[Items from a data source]

★ ★ ★ ★ ★ ★ ★

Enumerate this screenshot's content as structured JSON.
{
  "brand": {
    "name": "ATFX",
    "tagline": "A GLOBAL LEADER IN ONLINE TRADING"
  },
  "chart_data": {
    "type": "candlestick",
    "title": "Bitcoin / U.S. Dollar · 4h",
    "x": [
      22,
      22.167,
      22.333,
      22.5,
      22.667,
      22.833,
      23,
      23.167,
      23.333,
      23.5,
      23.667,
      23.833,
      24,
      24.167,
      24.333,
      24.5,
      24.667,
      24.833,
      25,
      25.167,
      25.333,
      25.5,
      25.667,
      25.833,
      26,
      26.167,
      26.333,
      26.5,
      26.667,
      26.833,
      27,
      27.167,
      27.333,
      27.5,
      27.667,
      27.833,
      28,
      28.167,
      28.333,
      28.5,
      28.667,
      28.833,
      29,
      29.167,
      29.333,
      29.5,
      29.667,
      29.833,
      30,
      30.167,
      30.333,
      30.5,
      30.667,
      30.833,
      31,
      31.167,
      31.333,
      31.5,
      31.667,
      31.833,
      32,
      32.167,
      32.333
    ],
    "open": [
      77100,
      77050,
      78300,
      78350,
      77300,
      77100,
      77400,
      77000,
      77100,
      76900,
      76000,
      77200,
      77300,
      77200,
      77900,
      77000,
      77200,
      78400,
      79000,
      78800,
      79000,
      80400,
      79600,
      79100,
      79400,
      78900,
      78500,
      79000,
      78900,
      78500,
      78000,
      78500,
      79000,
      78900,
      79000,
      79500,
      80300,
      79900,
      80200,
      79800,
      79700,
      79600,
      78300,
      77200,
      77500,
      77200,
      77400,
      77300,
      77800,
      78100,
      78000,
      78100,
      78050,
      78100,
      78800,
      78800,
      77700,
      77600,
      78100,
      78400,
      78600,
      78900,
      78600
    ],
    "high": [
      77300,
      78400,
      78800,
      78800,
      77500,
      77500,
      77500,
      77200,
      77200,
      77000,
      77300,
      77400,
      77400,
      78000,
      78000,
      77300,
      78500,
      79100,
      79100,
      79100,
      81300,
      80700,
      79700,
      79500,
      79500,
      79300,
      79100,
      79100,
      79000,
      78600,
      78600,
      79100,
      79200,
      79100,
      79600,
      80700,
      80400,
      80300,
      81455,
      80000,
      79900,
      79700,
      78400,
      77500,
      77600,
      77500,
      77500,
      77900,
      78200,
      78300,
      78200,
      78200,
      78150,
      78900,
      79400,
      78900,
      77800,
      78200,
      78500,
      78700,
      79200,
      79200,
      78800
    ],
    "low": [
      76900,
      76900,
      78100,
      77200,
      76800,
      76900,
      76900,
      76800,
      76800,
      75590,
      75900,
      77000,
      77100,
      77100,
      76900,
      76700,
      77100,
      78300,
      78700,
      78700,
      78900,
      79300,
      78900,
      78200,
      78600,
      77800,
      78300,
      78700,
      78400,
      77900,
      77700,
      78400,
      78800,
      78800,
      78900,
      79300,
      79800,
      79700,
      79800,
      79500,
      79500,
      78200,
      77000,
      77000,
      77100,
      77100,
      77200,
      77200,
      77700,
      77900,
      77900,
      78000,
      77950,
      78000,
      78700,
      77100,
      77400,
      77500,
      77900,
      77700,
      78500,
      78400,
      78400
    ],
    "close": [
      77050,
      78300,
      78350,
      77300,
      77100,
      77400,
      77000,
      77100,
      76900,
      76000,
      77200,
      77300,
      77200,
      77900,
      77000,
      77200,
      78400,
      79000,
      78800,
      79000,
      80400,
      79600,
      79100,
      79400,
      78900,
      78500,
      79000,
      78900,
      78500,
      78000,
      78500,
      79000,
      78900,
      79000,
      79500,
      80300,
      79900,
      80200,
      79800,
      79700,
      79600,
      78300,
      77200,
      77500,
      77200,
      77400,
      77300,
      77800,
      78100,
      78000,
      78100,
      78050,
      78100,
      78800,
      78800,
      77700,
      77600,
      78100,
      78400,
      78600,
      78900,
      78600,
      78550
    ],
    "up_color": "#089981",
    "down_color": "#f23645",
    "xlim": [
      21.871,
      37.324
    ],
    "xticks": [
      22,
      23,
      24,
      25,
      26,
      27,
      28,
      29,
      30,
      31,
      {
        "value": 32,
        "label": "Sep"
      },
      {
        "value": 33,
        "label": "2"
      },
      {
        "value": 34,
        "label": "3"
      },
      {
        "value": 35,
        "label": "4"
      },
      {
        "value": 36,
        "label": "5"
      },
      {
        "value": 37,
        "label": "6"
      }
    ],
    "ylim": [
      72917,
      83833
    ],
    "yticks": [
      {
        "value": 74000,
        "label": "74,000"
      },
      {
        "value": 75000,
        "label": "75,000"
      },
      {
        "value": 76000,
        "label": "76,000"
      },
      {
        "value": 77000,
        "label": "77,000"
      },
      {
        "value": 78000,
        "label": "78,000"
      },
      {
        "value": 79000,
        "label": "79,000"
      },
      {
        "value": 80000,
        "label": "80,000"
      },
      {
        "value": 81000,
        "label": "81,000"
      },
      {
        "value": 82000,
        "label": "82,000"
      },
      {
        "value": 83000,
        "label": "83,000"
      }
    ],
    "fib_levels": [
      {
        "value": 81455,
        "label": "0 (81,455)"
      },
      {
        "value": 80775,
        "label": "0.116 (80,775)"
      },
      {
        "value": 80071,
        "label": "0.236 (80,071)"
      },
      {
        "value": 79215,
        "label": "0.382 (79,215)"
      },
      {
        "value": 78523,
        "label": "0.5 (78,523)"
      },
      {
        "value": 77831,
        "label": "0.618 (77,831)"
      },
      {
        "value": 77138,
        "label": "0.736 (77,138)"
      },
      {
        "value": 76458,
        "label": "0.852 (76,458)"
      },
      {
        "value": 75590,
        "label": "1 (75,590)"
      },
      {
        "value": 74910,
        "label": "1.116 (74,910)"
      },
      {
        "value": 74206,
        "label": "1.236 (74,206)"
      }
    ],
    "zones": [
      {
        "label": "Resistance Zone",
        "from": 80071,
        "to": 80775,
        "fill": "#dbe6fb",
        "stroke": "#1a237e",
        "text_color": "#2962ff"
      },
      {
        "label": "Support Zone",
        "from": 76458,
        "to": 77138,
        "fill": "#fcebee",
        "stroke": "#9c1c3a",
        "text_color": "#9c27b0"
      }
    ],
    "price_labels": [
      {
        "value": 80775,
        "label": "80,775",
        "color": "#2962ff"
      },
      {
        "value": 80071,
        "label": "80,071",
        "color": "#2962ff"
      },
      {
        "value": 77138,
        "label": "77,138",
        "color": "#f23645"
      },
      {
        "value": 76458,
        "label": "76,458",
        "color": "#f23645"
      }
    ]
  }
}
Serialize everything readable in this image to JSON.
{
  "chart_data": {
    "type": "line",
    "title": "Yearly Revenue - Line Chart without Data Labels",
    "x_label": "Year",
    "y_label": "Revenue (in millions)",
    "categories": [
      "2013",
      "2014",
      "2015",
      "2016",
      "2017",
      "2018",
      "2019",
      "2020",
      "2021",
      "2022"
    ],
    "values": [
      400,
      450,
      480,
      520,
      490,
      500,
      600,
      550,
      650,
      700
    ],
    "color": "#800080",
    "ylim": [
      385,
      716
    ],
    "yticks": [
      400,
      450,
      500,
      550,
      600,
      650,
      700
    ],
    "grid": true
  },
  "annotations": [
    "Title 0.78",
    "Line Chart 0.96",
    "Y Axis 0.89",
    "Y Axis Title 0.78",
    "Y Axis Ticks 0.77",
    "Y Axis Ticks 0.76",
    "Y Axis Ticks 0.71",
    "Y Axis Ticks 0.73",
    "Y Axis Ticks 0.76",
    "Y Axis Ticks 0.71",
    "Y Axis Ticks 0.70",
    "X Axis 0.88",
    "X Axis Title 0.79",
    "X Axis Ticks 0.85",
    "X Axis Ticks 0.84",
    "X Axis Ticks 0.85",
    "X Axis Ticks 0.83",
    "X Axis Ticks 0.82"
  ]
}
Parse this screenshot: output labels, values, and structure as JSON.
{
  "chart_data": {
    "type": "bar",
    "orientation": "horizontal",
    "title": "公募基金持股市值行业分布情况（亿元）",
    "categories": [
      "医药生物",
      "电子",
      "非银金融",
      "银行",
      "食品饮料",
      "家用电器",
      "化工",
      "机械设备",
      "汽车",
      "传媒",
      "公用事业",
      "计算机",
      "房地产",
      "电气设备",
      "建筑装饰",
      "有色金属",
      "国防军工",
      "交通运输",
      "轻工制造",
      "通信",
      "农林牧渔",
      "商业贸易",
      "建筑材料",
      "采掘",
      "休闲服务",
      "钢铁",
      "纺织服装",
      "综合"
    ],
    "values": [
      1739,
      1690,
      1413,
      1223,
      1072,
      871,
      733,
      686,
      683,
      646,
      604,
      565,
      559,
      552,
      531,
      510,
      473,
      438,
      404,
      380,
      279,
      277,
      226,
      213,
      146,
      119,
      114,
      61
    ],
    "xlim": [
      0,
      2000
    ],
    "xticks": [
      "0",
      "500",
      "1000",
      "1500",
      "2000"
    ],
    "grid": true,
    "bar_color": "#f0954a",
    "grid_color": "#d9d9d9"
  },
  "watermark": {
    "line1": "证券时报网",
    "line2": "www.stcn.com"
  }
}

★ ★ ★ ★ ★ ★ ★

◆ GIVEN PROBLEM
Within the entries above, report how many lines include "screenshot", and keep the answer to the number.

◆ COMPLETE OUTPUT
2